** TASK GOAL **
Exclude the pictures and reproduce the remaining data exactly as written.

** Start DATA **

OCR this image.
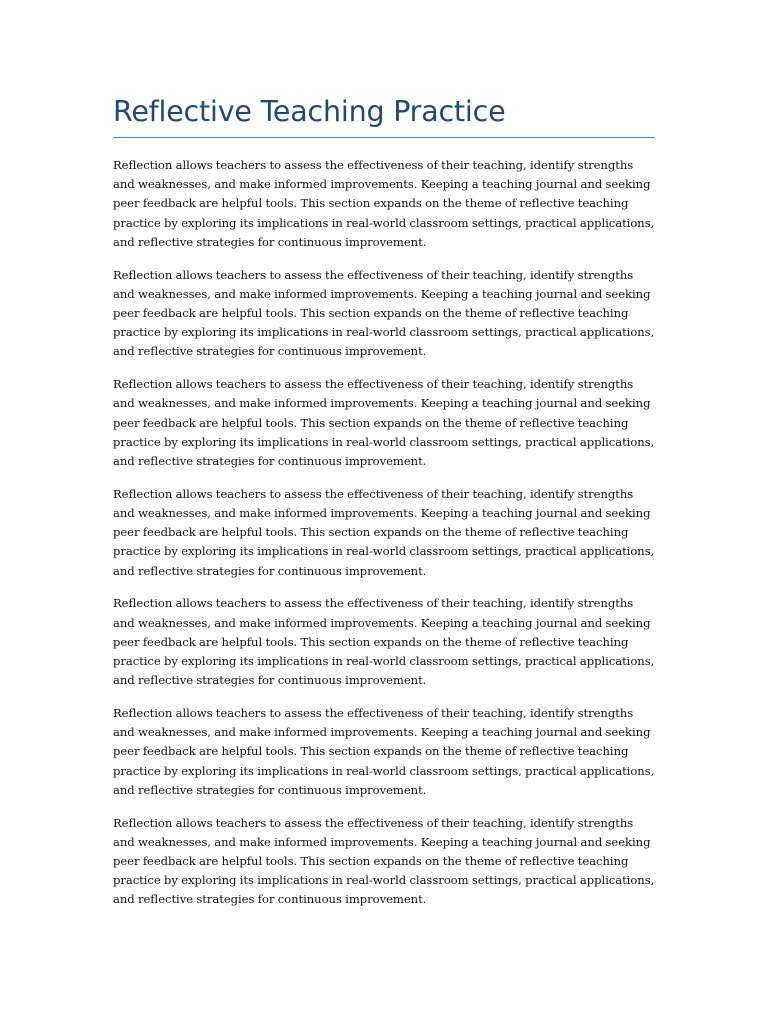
Reflective Teaching Practice

Reflection allows teachers to assess the effectiveness of their teaching, identify strengths and weaknesses, and make informed improvements. Keeping a teaching journal and seeking peer feedback are helpful tools. This section expands on the theme of reflective teaching practice by exploring its implications in real-world classroom settings, practical applications, and reflective strategies for continuous improvement.

Reflection allows teachers to assess the effectiveness of their teaching, identify strengths and weaknesses, and make informed improvements. Keeping a teaching journal and seeking peer feedback are helpful tools. This section expands on the theme of reflective teaching practice by exploring its implications in real-world classroom settings, practical applications, and reflective strategies for continuous improvement.

Reflection allows teachers to assess the effectiveness of their teaching, identify strengths and weaknesses, and make informed improvements. Keeping a teaching journal and seeking peer feedback are helpful tools. This section expands on the theme of reflective teaching practice by exploring its implications in real-world classroom settings, practical applications, and reflective strategies for continuous improvement.

Reflection allows teachers to assess the effectiveness of their teaching, identify strengths and weaknesses, and make informed improvements. Keeping a teaching journal and seeking peer feedback are helpful tools. This section expands on the theme of reflective teaching practice by exploring its implications in real-world classroom settings, practical applications, and reflective strategies for continuous improvement.

Reflection allows teachers to assess the effectiveness of their teaching, identify strengths and weaknesses, and make informed improvements. Keeping a teaching journal and seeking peer feedback are helpful tools. This section expands on the theme of reflective teaching practice by exploring its implications in real-world classroom settings, practical applications, and reflective strategies for continuous improvement.

Reflection allows teachers to assess the effectiveness of their teaching, identify strengths and weaknesses, and make informed improvements. Keeping a teaching journal and seeking peer feedback are helpful tools. This section expands on the theme of reflective teaching practice by exploring its implications in real-world classroom settings, practical applications, and reflective strategies for continuous improvement.

Reflection allows teachers to assess the effectiveness of their teaching, identify strengths and weaknesses, and make informed improvements. Keeping a teaching journal and seeking peer feedback are helpful tools. This section expands on the theme of reflective teaching practice by exploring its implications in real-world classroom settings, practical applications, and reflective strategies for continuous improvement.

** End DATA **

** RESULT OF THE TASK **
OCR this image.
Reflective Teaching Practice

Reflection allows teachers to assess the effectiveness of their teaching, identify strengths and weaknesses, and make informed improvements. Keeping a teaching journal and seeking peer feedback are helpful tools. This section expands on the theme of reflective teaching practice by exploring its implications in real-world classroom settings, practical applications, and reflective strategies for continuous improvement.

Reflection allows teachers to assess the effectiveness of their teaching, identify strengths and weaknesses, and make informed improvements. Keeping a teaching journal and seeking peer feedback are helpful tools. This section expands on the theme of reflective teaching practice by exploring its implications in real-world classroom settings, practical applications, and reflective strategies for continuous improvement.

Reflection allows teachers to assess the effectiveness of their teaching, identify strengths and weaknesses, and make informed improvements. Keeping a teaching journal and seeking peer feedback are helpful tools. This section expands on the theme of reflective teaching practice by exploring its implications in real-world classroom settings, practical applications, and reflective strategies for continuous improvement.

Reflection allows teachers to assess the effectiveness of their teaching, identify strengths and weaknesses, and make informed improvements. Keeping a teaching journal and seeking peer feedback are helpful tools. This section expands on the theme of reflective teaching practice by exploring its implications in real-world classroom settings, practical applications, and reflective strategies for continuous improvement.

Reflection allows teachers to assess the effectiveness of their teaching, identify strengths and weaknesses, and make informed improvements. Keeping a teaching journal and seeking peer feedback are helpful tools. This section expands on the theme of reflective teaching practice by exploring its implications in real-world classroom settings, practical applications, and reflective strategies for continuous improvement.

Reflection allows teachers to assess the effectiveness of their teaching, identify strengths and weaknesses, and make informed improvements. Keeping a teaching journal and seeking peer feedback are helpful tools. This section expands on the theme of reflective teaching practice by exploring its implications in real-world classroom settings, practical applications, and reflective strategies for continuous improvement.

Reflection allows teachers to assess the effectiveness of their teaching, identify strengths and weaknesses, and make informed improvements. Keeping a teaching journal and seeking peer feedback are helpful tools. This section expands on the theme of reflective teaching practice by exploring its implications in real-world classroom settings, practical applications, and reflective strategies for continuous improvement.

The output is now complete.